[Dataset records]
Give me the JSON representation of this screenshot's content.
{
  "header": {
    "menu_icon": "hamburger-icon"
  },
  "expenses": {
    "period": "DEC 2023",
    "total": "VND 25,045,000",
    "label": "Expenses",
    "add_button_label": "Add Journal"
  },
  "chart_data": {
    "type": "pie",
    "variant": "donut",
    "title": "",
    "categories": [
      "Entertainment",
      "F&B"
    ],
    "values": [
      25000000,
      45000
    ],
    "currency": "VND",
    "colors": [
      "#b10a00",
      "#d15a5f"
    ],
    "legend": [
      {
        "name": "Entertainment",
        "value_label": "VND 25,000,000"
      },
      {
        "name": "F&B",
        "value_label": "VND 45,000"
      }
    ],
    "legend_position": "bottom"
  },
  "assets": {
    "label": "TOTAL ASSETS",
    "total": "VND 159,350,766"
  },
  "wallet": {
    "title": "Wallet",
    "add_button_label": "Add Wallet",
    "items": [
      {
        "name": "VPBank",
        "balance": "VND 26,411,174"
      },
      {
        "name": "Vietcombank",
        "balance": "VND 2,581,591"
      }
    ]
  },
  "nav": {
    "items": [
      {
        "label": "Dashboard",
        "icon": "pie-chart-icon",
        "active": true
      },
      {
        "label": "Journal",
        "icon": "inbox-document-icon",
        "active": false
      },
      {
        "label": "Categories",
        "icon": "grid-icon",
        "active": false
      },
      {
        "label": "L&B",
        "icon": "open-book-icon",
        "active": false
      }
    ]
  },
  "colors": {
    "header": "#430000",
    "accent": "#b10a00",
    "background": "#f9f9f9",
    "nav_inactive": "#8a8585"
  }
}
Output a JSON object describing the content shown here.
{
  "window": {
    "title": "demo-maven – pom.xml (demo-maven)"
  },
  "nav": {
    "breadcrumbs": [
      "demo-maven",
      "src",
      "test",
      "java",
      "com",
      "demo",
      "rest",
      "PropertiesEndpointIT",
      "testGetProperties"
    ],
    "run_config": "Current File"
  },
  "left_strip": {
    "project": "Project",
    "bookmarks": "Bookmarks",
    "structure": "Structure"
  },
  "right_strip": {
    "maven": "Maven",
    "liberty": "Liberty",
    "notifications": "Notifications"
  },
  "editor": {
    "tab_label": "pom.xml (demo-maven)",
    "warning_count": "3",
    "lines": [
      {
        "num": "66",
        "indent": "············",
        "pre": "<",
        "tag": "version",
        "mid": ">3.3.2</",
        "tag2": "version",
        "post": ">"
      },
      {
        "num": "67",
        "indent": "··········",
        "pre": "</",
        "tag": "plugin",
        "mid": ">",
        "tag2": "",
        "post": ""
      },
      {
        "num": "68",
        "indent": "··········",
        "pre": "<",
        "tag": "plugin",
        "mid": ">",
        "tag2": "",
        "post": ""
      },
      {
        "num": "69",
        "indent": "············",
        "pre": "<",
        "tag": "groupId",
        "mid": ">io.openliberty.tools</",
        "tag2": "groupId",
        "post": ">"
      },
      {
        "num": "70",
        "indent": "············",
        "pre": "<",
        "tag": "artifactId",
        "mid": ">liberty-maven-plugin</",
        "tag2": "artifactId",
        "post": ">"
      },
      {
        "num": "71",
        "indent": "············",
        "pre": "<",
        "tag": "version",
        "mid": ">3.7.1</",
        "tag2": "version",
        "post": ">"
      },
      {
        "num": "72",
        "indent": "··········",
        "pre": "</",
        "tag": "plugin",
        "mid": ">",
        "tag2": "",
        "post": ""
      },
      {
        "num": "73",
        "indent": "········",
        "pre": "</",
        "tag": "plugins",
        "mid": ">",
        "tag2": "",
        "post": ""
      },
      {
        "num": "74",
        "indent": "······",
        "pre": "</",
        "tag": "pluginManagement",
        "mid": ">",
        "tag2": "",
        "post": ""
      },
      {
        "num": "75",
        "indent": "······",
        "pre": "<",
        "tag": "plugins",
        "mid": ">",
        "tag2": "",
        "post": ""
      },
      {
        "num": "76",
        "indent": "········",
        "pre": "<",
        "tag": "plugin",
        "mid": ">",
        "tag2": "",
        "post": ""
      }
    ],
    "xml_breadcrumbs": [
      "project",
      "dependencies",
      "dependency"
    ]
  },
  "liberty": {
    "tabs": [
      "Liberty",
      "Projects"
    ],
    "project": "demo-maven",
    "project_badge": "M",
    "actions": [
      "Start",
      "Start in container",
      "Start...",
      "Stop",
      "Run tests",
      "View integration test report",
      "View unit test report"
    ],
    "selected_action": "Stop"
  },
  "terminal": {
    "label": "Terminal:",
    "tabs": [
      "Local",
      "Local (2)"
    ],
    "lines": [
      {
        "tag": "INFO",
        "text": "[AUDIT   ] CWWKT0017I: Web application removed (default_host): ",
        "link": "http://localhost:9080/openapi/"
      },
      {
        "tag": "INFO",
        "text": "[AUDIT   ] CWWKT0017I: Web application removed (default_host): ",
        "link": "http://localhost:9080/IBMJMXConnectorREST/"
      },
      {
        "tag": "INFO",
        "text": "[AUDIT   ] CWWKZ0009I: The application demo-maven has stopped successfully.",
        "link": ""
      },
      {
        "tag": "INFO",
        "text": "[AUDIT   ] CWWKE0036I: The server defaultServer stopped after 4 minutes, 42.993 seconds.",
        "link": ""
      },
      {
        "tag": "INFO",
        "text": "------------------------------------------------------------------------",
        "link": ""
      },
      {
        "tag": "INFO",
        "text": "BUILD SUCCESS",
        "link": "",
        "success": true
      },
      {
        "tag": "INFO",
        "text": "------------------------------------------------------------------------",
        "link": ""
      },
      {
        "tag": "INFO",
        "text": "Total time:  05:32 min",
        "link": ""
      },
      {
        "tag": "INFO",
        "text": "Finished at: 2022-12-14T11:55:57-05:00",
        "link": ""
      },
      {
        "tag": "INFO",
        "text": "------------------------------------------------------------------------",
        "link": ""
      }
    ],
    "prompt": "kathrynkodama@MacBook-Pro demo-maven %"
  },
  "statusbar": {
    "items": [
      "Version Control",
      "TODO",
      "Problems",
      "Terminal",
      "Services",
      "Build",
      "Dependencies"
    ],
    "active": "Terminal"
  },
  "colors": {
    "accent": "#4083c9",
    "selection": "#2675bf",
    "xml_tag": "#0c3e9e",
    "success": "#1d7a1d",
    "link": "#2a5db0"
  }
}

**Given exercise:** Above are the records; retype them all without a single difference.

**Completed task:**
Give me the JSON representation of this screenshot's content.
{
  "header": {
    "menu_icon": "hamburger-icon"
  },
  "expenses": {
    "period": "DEC 2023",
    "total": "VND 25,045,000",
    "label": "Expenses",
    "add_button_label": "Add Journal"
  },
  "chart_data": {
    "type": "pie",
    "variant": "donut",
    "title": "",
    "categories": [
      "Entertainment",
      "F&B"
    ],
    "values": [
      25000000,
      45000
    ],
    "currency": "VND",
    "colors": [
      "#b10a00",
      "#d15a5f"
    ],
    "legend": [
      {
        "name": "Entertainment",
        "value_label": "VND 25,000,000"
      },
      {
        "name": "F&B",
        "value_label": "VND 45,000"
      }
    ],
    "legend_position": "bottom"
  },
  "assets": {
    "label": "TOTAL ASSETS",
    "total": "VND 159,350,766"
  },
  "wallet": {
    "title": "Wallet",
    "add_button_label": "Add Wallet",
    "items": [
      {
        "name": "VPBank",
        "balance": "VND 26,411,174"
      },
      {
        "name": "Vietcombank",
        "balance": "VND 2,581,591"
      }
    ]
  },
  "nav": {
    "items": [
      {
        "label": "Dashboard",
        "icon": "pie-chart-icon",
        "active": true
      },
      {
        "label": "Journal",
        "icon": "inbox-document-icon",
        "active": false
      },
      {
        "label": "Categories",
        "icon": "grid-icon",
        "active": false
      },
      {
        "label": "L&B",
        "icon": "open-book-icon",
        "active": false
      }
    ]
  },
  "colors": {
    "header": "#430000",
    "accent": "#b10a00",
    "background": "#f9f9f9",
    "nav_inactive": "#8a8585"
  }
}
Output a JSON object describing the content shown here.
{
  "window": {
    "title": "demo-maven – pom.xml (demo-maven)"
  },
  "nav": {
    "breadcrumbs": [
      "demo-maven",
      "src",
      "test",
      "java",
      "com",
      "demo",
      "rest",
      "PropertiesEndpointIT",
      "testGetProperties"
    ],
    "run_config": "Current File"
  },
  "left_strip": {
    "project": "Project",
    "bookmarks": "Bookmarks",
    "structure": "Structure"
  },
  "right_strip": {
    "maven": "Maven",
    "liberty": "Liberty",
    "notifications": "Notifications"
  },
  "editor": {
    "tab_label": "pom.xml (demo-maven)",
    "warning_count": "3",
    "lines": [
      {
        "num": "66",
        "indent": "············",
        "pre": "<",
        "tag": "version",
        "mid": ">3.3.2</",
        "tag2": "version",
        "post": ">"
      },
      {
        "num": "67",
        "indent": "··········",
        "pre": "</",
        "tag": "plugin",
        "mid": ">",
        "tag2": "",
        "post": ""
      },
      {
        "num": "68",
        "indent": "··········",
        "pre": "<",
        "tag": "plugin",
        "mid": ">",
        "tag2": "",
        "post": ""
      },
      {
        "num": "69",
        "indent": "············",
        "pre": "<",
        "tag": "groupId",
        "mid": ">io.openliberty.tools</",
        "tag2": "groupId",
        "post": ">"
      },
      {
        "num": "70",
        "indent": "············",
        "pre": "<",
        "tag": "artifactId",
        "mid": ">liberty-maven-plugin</",
        "tag2": "artifactId",
        "post": ">"
      },
      {
        "num": "71",
        "indent": "············",
        "pre": "<",
        "tag": "version",
        "mid": ">3.7.1</",
        "tag2": "version",
        "post": ">"
      },
      {
        "num": "72",
        "indent": "··········",
        "pre": "</",
        "tag": "plugin",
        "mid": ">",
        "tag2": "",
        "post": ""
      },
      {
        "num": "73",
        "indent": "········",
        "pre": "</",
        "tag": "plugins",
        "mid": ">",
        "tag2": "",
        "post": ""
      },
      {
        "num": "74",
        "indent": "······",
        "pre": "</",
        "tag": "pluginManagement",
        "mid": ">",
        "tag2": "",
        "post": ""
      },
      {
        "num": "75",
        "indent": "······",
        "pre": "<",
        "tag": "plugins",
        "mid": ">",
        "tag2": "",
        "post": ""
      },
      {
        "num": "76",
        "indent": "········",
        "pre": "<",
        "tag": "plugin",
        "mid": ">",
        "tag2": "",
        "post": ""
      }
    ],
    "xml_breadcrumbs": [
      "project",
      "dependencies",
      "dependency"
    ]
  },
  "liberty": {
    "tabs": [
      "Liberty",
      "Projects"
    ],
    "project": "demo-maven",
    "project_badge": "M",
    "actions": [
      "Start",
      "Start in container",
      "Start...",
      "Stop",
      "Run tests",
      "View integration test report",
      "View unit test report"
    ],
    "selected_action": "Stop"
  },
  "terminal": {
    "label": "Terminal:",
    "tabs": [
      "Local",
      "Local (2)"
    ],
    "lines": [
      {
        "tag": "INFO",
        "text": "[AUDIT   ] CWWKT0017I: Web application removed (default_host): ",
        "link": "http://localhost:9080/openapi/"
      },
      {
        "tag": "INFO",
        "text": "[AUDIT   ] CWWKT0017I: Web application removed (default_host): ",
        "link": "http://localhost:9080/IBMJMXConnectorREST/"
      },
      {
        "tag": "INFO",
        "text": "[AUDIT   ] CWWKZ0009I: The application demo-maven has stopped successfully.",
        "link": ""
      },
      {
        "tag": "INFO",
        "text": "[AUDIT   ] CWWKE0036I: The server defaultServer stopped after 4 minutes, 42.993 seconds.",
        "link": ""
      },
      {
        "tag": "INFO",
        "text": "------------------------------------------------------------------------",
        "link": ""
      },
      {
        "tag": "INFO",
        "text": "BUILD SUCCESS",
        "link": "",
        "success": true
      },
      {
        "tag": "INFO",
        "text": "------------------------------------------------------------------------",
        "link": ""
      },
      {
        "tag": "INFO",
        "text": "Total time:  05:32 min",
        "link": ""
      },
      {
        "tag": "INFO",
        "text": "Finished at: 2022-12-14T11:55:57-05:00",
        "link": ""
      },
      {
        "tag": "INFO",
        "text": "------------------------------------------------------------------------",
        "link": ""
      }
    ],
    "prompt": "kathrynkodama@MacBook-Pro demo-maven %"
  },
  "statusbar": {
    "items": [
      "Version Control",
      "TODO",
      "Problems",
      "Terminal",
      "Services",
      "Build",
      "Dependencies"
    ],
    "active": "Terminal"
  },
  "colors": {
    "accent": "#4083c9",
    "selection": "#2675bf",
    "xml_tag": "#0c3e9e",
    "success": "#1d7a1d",
    "link": "#2a5db0"
  }
}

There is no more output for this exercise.